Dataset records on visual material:
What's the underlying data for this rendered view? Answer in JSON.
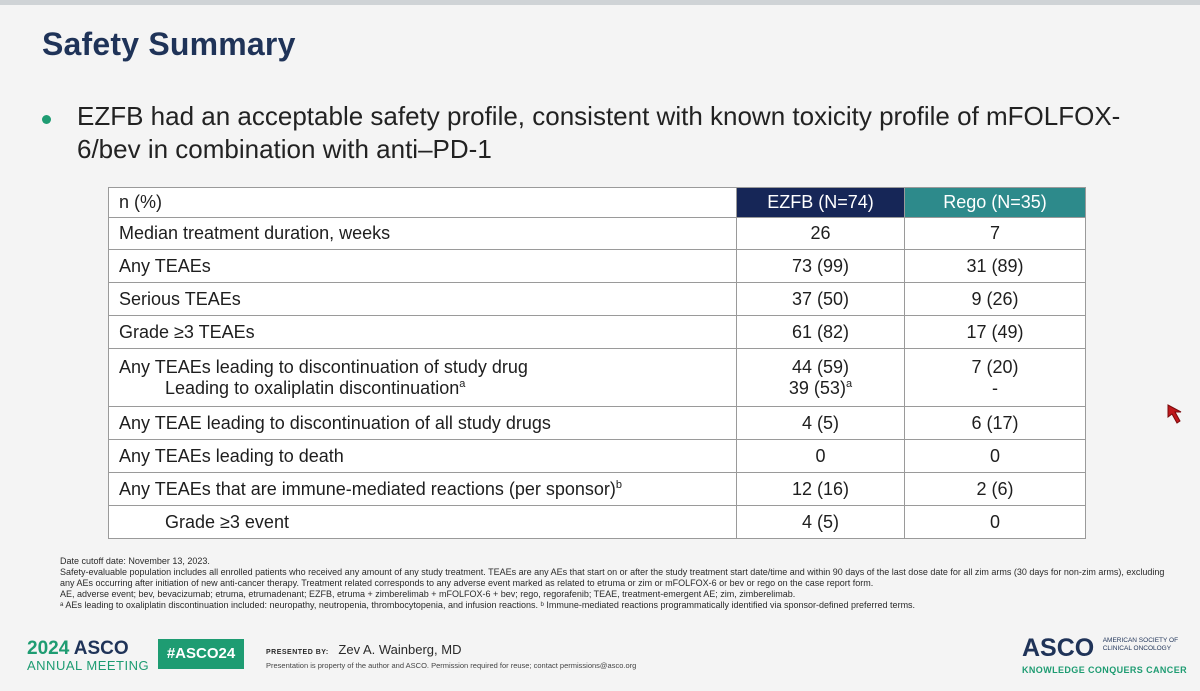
{
  "slide": {
    "title": "Safety Summary",
    "bullet": "EZFB had an acceptable safety profile, consistent with known toxicity profile of mFOLFOX-6/bev in combination with anti–PD-1"
  },
  "table": {
    "header": {
      "label": "n (%)",
      "col_a": "EZFB (N=74)",
      "col_b": "Rego (N=35)"
    },
    "rows": [
      {
        "label": "Median treatment duration, weeks",
        "a": "26",
        "b": "7"
      },
      {
        "label": "Any TEAEs",
        "a": "73 (99)",
        "b": "31 (89)"
      },
      {
        "label": "Serious TEAEs",
        "a": "37 (50)",
        "b": "9 (26)"
      },
      {
        "label": "Grade ≥3 TEAEs",
        "a": "61 (82)",
        "b": "17 (49)"
      },
      {
        "label": "Any TEAEs leading to discontinuation of study drug",
        "a": "44 (59)",
        "b": "7 (20)",
        "sublabel": "Leading to oxaliplatin discontinuation",
        "sublabel_sup": "a",
        "sub_a": "39 (53)",
        "sub_a_sup": "a",
        "sub_b": "-"
      },
      {
        "label": "Any TEAE leading to discontinuation of all study drugs",
        "a": "4 (5)",
        "b": "6 (17)"
      },
      {
        "label": "Any TEAEs leading to death",
        "a": "0",
        "b": "0"
      },
      {
        "label": "Any TEAEs that are immune-mediated reactions (per sponsor)",
        "label_sup": "b",
        "a": "12 (16)",
        "b": "2 (6)"
      },
      {
        "label": "Grade ≥3 event",
        "a": "4 (5)",
        "b": "0"
      }
    ]
  },
  "footnotes": {
    "line1": "Date cutoff date: November 13, 2023.",
    "line2": "Safety-evaluable population includes all enrolled patients who received any amount of any study treatment. TEAEs are any AEs that start on or after the study treatment start date/time and within 90 days of the last dose date for all zim arms (30 days for non-zim arms), excluding any AEs occurring after initiation of new anti-cancer therapy. Treatment related corresponds to any adverse event marked as related to etruma or zim or mFOLFOX-6 or bev or rego on the case report form.",
    "line3": "AE, adverse event; bev, bevacizumab; etruma, etrumadenant; EZFB, etruma + zimberelimab + mFOLFOX-6 + bev; rego, regorafenib; TEAE, treatment-emergent AE; zim, zimberelimab.",
    "line4": "ᵃ AEs leading to oxaliplatin discontinuation included: neuropathy, neutropenia, thrombocytopenia, and infusion reactions. ᵇ Immune-mediated reactions programmatically identified via sponsor-defined preferred terms."
  },
  "footer": {
    "meeting_year": "2024",
    "meeting_name": "ASCO",
    "meeting_sub": "ANNUAL MEETING",
    "hashtag": "#ASCO24",
    "presented_label": "PRESENTED BY:",
    "presenter": "Zev A. Wainberg, MD",
    "property_note": "Presentation is property of the author and ASCO. Permission required for reuse; contact permissions@asco.org",
    "org_name": "ASCO",
    "org_full": "AMERICAN SOCIETY OF CLINICAL ONCOLOGY",
    "org_tagline": "KNOWLEDGE CONQUERS CANCER"
  },
  "colors": {
    "title": "#1f3358",
    "bullet": "#1e9c72",
    "ezfb_header": "#162657",
    "rego_header": "#2d8a8b",
    "cursor": "#c0181c"
  }
}
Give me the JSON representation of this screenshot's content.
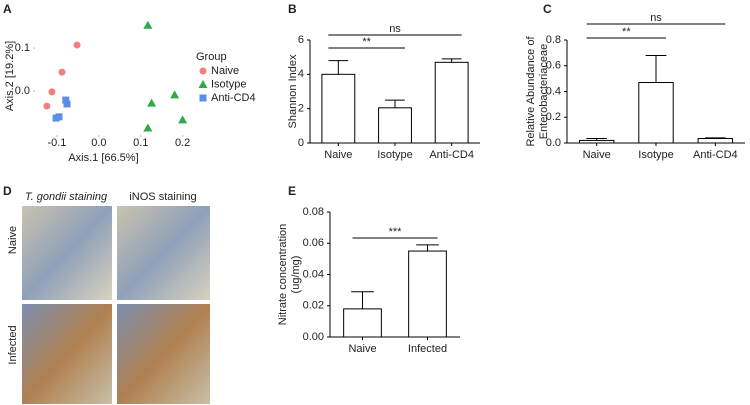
{
  "chart_data": [
    {
      "type": "scatter",
      "panel_label": "A",
      "xlabel": "Axis.1   [66.5%]",
      "ylabel": "Axis.2   [19.2%]",
      "legend_title": "Group",
      "xlim": [
        -0.15,
        0.22
      ],
      "ylim": [
        -0.1,
        0.17
      ],
      "xticks": [
        -0.1,
        {
          "value": 0,
          "label": "0.0"
        },
        0.1,
        0.2
      ],
      "yticks": [
        {
          "value": 0,
          "label": "0.0"
        },
        0.1
      ],
      "series": [
        {
          "name": "Naive",
          "color": "#f08080",
          "marker": "circle",
          "x": [
            -0.052,
            -0.088,
            -0.112,
            -0.124
          ],
          "y": [
            0.107,
            0.044,
            -0.002,
            -0.035
          ]
        },
        {
          "name": "Isotype",
          "color": "#2eaa4a",
          "marker": "triangle",
          "x": [
            0.117,
            0.126,
            0.181,
            0.2,
            0.117
          ],
          "y": [
            0.153,
            -0.028,
            -0.009,
            -0.067,
            -0.086
          ]
        },
        {
          "name": "Anti-CD4",
          "color": "#5b8ee6",
          "marker": "square",
          "x": [
            -0.079,
            -0.076,
            -0.102,
            -0.095
          ],
          "y": [
            -0.021,
            -0.03,
            -0.063,
            -0.06
          ]
        }
      ]
    },
    {
      "type": "bar",
      "panel_label": "B",
      "ylabel": [
        "Shannon Index"
      ],
      "categories": [
        "Naive",
        "Isotype",
        "Anti-CD4"
      ],
      "values": [
        4.0,
        2.05,
        4.7
      ],
      "errors": [
        0.8,
        0.45,
        0.2
      ],
      "ylim": [
        0,
        6
      ],
      "yticks": [
        0,
        2,
        4,
        6
      ],
      "significance": [
        {
          "label": "**",
          "between": [
            "Naive",
            "Isotype"
          ]
        },
        {
          "label": "ns",
          "between": [
            "Naive",
            "Anti-CD4"
          ]
        }
      ]
    },
    {
      "type": "bar",
      "panel_label": "C",
      "ylabel": [
        "Relative Abundance of",
        "Enterobacteriaceae"
      ],
      "categories": [
        "Naive",
        "Isotype",
        "Anti-CD4"
      ],
      "values": [
        0.02,
        0.47,
        0.035
      ],
      "errors": [
        0.015,
        0.21,
        0.005
      ],
      "ylim": [
        0,
        0.8
      ],
      "yticks": [
        {
          "value": 0,
          "label": "0.0"
        },
        0.2,
        0.4,
        0.6,
        0.8
      ],
      "significance": [
        {
          "label": "**",
          "between": [
            "Naive",
            "Isotype"
          ]
        },
        {
          "label": "ns",
          "between": [
            "Naive",
            "Anti-CD4"
          ]
        }
      ]
    },
    {
      "type": "bar",
      "panel_label": "E",
      "ylabel": [
        "Nitrate concentration",
        "(ug/mg)"
      ],
      "categories": [
        "Naive",
        "Infected"
      ],
      "values": [
        0.018,
        0.055
      ],
      "errors": [
        0.011,
        0.004
      ],
      "ylim": [
        0,
        0.08
      ],
      "yticks": [
        {
          "value": 0,
          "label": "0.00"
        },
        0.02,
        0.04,
        0.06,
        0.08
      ],
      "significance": [
        {
          "label": "***",
          "between": [
            "Naive",
            "Infected"
          ]
        }
      ]
    }
  ],
  "panel_d": {
    "panel_label": "D",
    "columns": [
      "T. gondii staining",
      "iNOS staining"
    ],
    "rows": [
      "Naive",
      "Infected"
    ]
  }
}
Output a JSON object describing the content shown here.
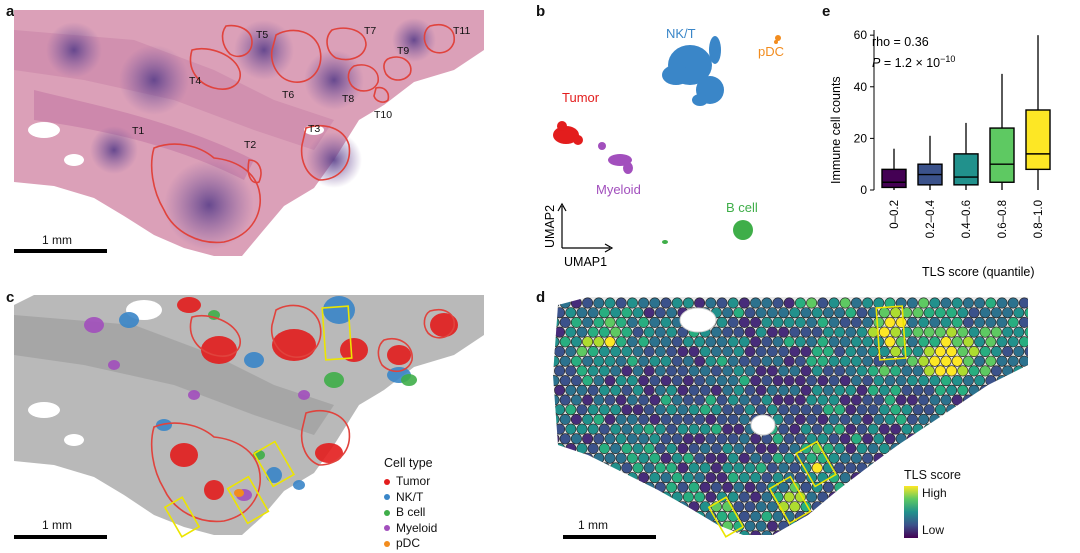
{
  "panel_labels": {
    "a": "a",
    "b": "b",
    "c": "c",
    "d": "d",
    "e": "e"
  },
  "panel_a": {
    "regions": [
      "T1",
      "T2",
      "T3",
      "T4",
      "T5",
      "T6",
      "T7",
      "T8",
      "T9",
      "T10",
      "T11"
    ],
    "scale_bar": "1 mm"
  },
  "panel_b": {
    "clusters": [
      {
        "name": "NK/T",
        "color": "#3a86c8"
      },
      {
        "name": "pDC",
        "color": "#f28c1e"
      },
      {
        "name": "Tumor",
        "color": "#e31d1d"
      },
      {
        "name": "Myeloid",
        "color": "#a24fbd"
      },
      {
        "name": "B cell",
        "color": "#3fae49"
      }
    ],
    "axis_x": "UMAP1",
    "axis_y": "UMAP2"
  },
  "panel_c": {
    "legend_title": "Cell type",
    "legend": [
      {
        "name": "Tumor",
        "color": "#e31d1d"
      },
      {
        "name": "NK/T",
        "color": "#3a86c8"
      },
      {
        "name": "B cell",
        "color": "#3fae49"
      },
      {
        "name": "Myeloid",
        "color": "#a24fbd"
      },
      {
        "name": "pDC",
        "color": "#f28c1e"
      }
    ],
    "scale_bar": "1 mm"
  },
  "panel_d": {
    "legend_title": "TLS score",
    "legend_high": "High",
    "legend_low": "Low",
    "scale_bar": "1 mm"
  },
  "chart_data": {
    "type": "box",
    "title": "",
    "xlabel": "TLS score (quantile)",
    "ylabel": "Immune cell counts",
    "ylim": [
      0,
      62
    ],
    "yticks": [
      "0",
      "20",
      "40",
      "60"
    ],
    "annotation_rho": "rho = 0.36",
    "annotation_p_prefix": "P",
    "annotation_p_value": " = 1.2 × 10",
    "annotation_p_exp": "−10",
    "categories": [
      "0–0.2",
      "0.2–0.4",
      "0.4–0.6",
      "0.6–0.8",
      "0.8–1.0"
    ],
    "colors": [
      "#440154",
      "#3b528b",
      "#21918c",
      "#5ec962",
      "#fde725"
    ],
    "boxes": [
      {
        "whisker_low": 0,
        "q1": 1,
        "median": 3,
        "q3": 8,
        "whisker_high": 16
      },
      {
        "whisker_low": 0,
        "q1": 2,
        "median": 6,
        "q3": 10,
        "whisker_high": 21
      },
      {
        "whisker_low": 0,
        "q1": 2,
        "median": 5,
        "q3": 14,
        "whisker_high": 26
      },
      {
        "whisker_low": 0,
        "q1": 3,
        "median": 10,
        "q3": 24,
        "whisker_high": 45
      },
      {
        "whisker_low": 0,
        "q1": 8,
        "median": 14,
        "q3": 31,
        "whisker_high": 60
      }
    ]
  }
}
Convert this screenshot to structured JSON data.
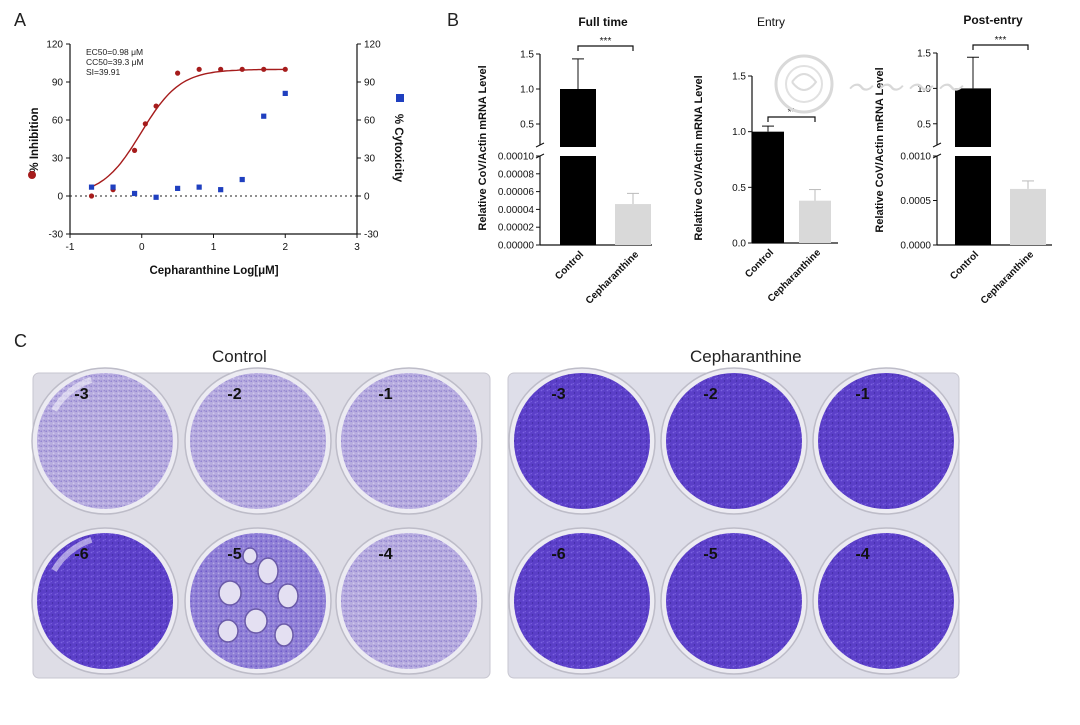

● **Task statement**: Report the lines above that have the word "JSON" in them.

● **Output of the exercise**:
What's the underlying data for this rendered view? Answer in JSON.
Give me the JSON representation of this screenshot's content.
Output a JSON object describing the content shown here.
Convert this screenshot to structured JSON data.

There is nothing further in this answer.